Task to carry out | Pictures appear in the records below; write out everything else exactly.

Source data |
>>>

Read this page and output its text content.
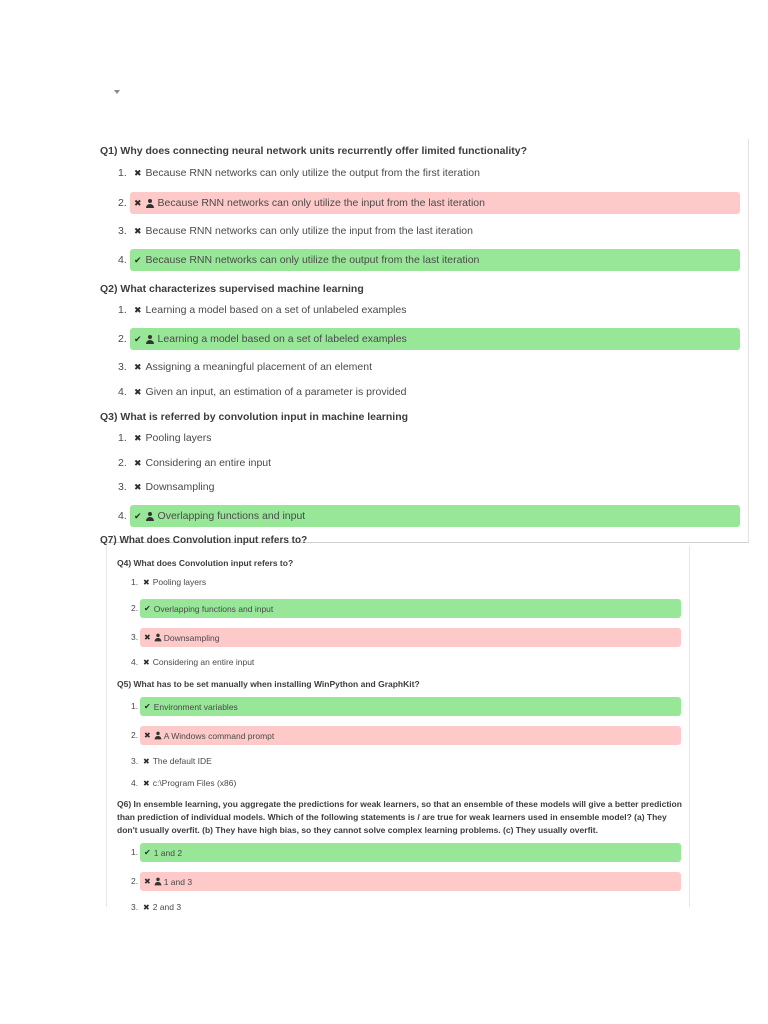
Q1) Why does connecting neural network units recurrently offer limited functionality?

1. ✖ Because RNN networks can only utilize the output from the first iteration
2. ✖ Because RNN networks can only utilize the input from the last iteration
3. ✖ Because RNN networks can only utilize the input from the last iteration
4. ✔ Because RNN networks can only utilize the output from the last iteration

Q2) What characterizes supervised machine learning

1. ✖ Learning a model based on a set of unlabeled examples
2. ✔ Learning a model based on a set of labeled examples
3. ✖ Assigning a meaningful placement of an element
4. ✖ Given an input, an estimation of a parameter is provided

Q3) What is referred by convolution input in machine learning

1. ✖ Pooling layers
2. ✖ Considering an entire input
3. ✖ Downsampling
4. ✔ Overlapping functions and input
Q7) What does Convolution input refers to?

Q4) What does Convolution input refers to?

1. ✖ Pooling layers
2. ✔ Overlapping functions and input
3. ✖ Downsampling
4. ✖ Considering an entire input

Q5) What has to be set manually when installing WinPython and GraphKit?

1. ✔ Environment variables
2. ✖ A Windows command prompt
3. ✖ The default IDE
4. ✖ c:\Program Files (x86)

Q6) In ensemble learning, you aggregate the predictions for weak learners, so that an ensemble of these models will give a better prediction than prediction of individual models. Which of the following statements is / are true for weak learners used in ensemble model? (a) They don't usually overfit. (b) They have high bias, so they cannot solve complex learning problems. (c) They usually overfit.

1. ✔ 1 and 2
2. ✖ 1 and 3
3. ✖ 2 and 3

<<<

The output |
Read this page and output its text content.
Q1) Why does connecting neural network units recurrently offer limited functionality?

1. ✖ Because RNN networks can only utilize the output from the first iteration
2. ✖ Because RNN networks can only utilize the input from the last iteration
3. ✖ Because RNN networks can only utilize the input from the last iteration
4. ✔ Because RNN networks can only utilize the output from the last iteration

Q2) What characterizes supervised machine learning

1. ✖ Learning a model based on a set of unlabeled examples
2. ✔ Learning a model based on a set of labeled examples
3. ✖ Assigning a meaningful placement of an element
4. ✖ Given an input, an estimation of a parameter is provided

Q3) What is referred by convolution input in machine learning

1. ✖ Pooling layers
2. ✖ Considering an entire input
3. ✖ Downsampling
4. ✔ Overlapping functions and input
Q7) What does Convolution input refers to?

Q4) What does Convolution input refers to?

1. ✖ Pooling layers
2. ✔ Overlapping functions and input
3. ✖ Downsampling
4. ✖ Considering an entire input

Q5) What has to be set manually when installing WinPython and GraphKit?

1. ✔ Environment variables
2. ✖ A Windows command prompt
3. ✖ The default IDE
4. ✖ c:\Program Files (x86)

Q6) In ensemble learning, you aggregate the predictions for weak learners, so that an ensemble of these models will give a better prediction than prediction of individual models. Which of the following statements is / are true for weak learners used in ensemble model? (a) They don't usually overfit. (b) They have high bias, so they cannot solve complex learning problems. (c) They usually overfit.

1. ✔ 1 and 2
2. ✖ 1 and 3
3. ✖ 2 and 3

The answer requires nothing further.